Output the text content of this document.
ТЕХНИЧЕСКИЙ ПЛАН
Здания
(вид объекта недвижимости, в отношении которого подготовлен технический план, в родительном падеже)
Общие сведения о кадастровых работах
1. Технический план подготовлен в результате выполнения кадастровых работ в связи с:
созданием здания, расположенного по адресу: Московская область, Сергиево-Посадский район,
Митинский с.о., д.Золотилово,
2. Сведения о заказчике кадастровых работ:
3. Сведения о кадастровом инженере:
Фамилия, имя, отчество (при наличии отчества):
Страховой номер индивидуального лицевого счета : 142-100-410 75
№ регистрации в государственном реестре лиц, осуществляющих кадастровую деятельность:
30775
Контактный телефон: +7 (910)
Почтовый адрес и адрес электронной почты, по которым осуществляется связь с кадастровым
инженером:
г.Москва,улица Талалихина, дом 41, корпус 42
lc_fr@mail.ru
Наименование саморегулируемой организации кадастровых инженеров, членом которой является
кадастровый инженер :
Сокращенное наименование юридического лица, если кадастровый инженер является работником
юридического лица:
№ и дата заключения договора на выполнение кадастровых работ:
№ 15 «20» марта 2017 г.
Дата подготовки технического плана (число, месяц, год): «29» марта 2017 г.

•••

Your task is to print the whole listing again exactly.

Output the text content of this document.
ТЕХНИЧЕСКИЙ ПЛАН
Здания
(вид объекта недвижимости, в отношении которого подготовлен технический план, в родительном падеже)
Общие сведения о кадастровых работах
1. Технический план подготовлен в результате выполнения кадастровых работ в связи с:
созданием здания, расположенного по адресу: Московская область, Сергиево-Посадский район,
Митинский с.о., д.Золотилово,
2. Сведения о заказчике кадастровых работ:
3. Сведения о кадастровом инженере:
Фамилия, имя, отчество (при наличии отчества):
Страховой номер индивидуального лицевого счета : 142-100-410 75
№ регистрации в государственном реестре лиц, осуществляющих кадастровую деятельность:
30775
Контактный телефон: +7 (910)
Почтовый адрес и адрес электронной почты, по которым осуществляется связь с кадастровым
инженером:
г.Москва,улица Талалихина, дом 41, корпус 42
lc_fr@mail.ru
Наименование саморегулируемой организации кадастровых инженеров, членом которой является
кадастровый инженер :
Сокращенное наименование юридического лица, если кадастровый инженер является работником
юридического лица:
№ и дата заключения договора на выполнение кадастровых работ:
№ 15 «20» марта 2017 г.
Дата подготовки технического плана (число, месяц, год): «29» марта 2017 г.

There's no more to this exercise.